[TASK REQUIREMENTS]: Copy every line of the listing exactly.

### INPUT MATERIAL

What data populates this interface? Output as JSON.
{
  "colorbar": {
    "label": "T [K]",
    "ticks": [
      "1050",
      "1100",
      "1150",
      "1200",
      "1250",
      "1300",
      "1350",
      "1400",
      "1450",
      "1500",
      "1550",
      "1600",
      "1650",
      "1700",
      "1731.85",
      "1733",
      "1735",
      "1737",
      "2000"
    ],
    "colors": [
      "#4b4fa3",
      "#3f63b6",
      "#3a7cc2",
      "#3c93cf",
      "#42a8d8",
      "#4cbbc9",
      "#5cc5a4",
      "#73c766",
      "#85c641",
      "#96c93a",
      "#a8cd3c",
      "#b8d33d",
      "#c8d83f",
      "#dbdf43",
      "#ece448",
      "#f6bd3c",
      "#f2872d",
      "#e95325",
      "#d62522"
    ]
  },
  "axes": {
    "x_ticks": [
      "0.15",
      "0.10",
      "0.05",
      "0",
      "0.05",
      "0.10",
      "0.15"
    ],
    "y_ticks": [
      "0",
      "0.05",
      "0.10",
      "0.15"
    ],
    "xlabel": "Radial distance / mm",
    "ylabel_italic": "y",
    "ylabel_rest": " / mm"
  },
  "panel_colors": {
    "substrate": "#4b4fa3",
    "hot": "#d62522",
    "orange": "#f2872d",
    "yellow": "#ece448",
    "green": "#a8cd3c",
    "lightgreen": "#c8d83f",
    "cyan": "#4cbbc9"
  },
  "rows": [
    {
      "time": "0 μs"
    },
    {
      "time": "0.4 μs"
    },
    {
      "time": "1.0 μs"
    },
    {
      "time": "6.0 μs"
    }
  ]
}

######

[SOLVED PROBLEM]:
What data populates this interface? Output as JSON.
{
  "colorbar": {
    "label": "T [K]",
    "ticks": [
      "1050",
      "1100",
      "1150",
      "1200",
      "1250",
      "1300",
      "1350",
      "1400",
      "1450",
      "1500",
      "1550",
      "1600",
      "1650",
      "1700",
      "1731.85",
      "1733",
      "1735",
      "1737",
      "2000"
    ],
    "colors": [
      "#4b4fa3",
      "#3f63b6",
      "#3a7cc2",
      "#3c93cf",
      "#42a8d8",
      "#4cbbc9",
      "#5cc5a4",
      "#73c766",
      "#85c641",
      "#96c93a",
      "#a8cd3c",
      "#b8d33d",
      "#c8d83f",
      "#dbdf43",
      "#ece448",
      "#f6bd3c",
      "#f2872d",
      "#e95325",
      "#d62522"
    ]
  },
  "axes": {
    "x_ticks": [
      "0.15",
      "0.10",
      "0.05",
      "0",
      "0.05",
      "0.10",
      "0.15"
    ],
    "y_ticks": [
      "0",
      "0.05",
      "0.10",
      "0.15"
    ],
    "xlabel": "Radial distance / mm",
    "ylabel_italic": "y",
    "ylabel_rest": " / mm"
  },
  "panel_colors": {
    "substrate": "#4b4fa3",
    "hot": "#d62522",
    "orange": "#f2872d",
    "yellow": "#ece448",
    "green": "#a8cd3c",
    "lightgreen": "#c8d83f",
    "cyan": "#4cbbc9"
  },
  "rows": [
    {
      "time": "0 μs"
    },
    {
      "time": "0.4 μs"
    },
    {
      "time": "1.0 μs"
    },
    {
      "time": "6.0 μs"
    }
  ]
}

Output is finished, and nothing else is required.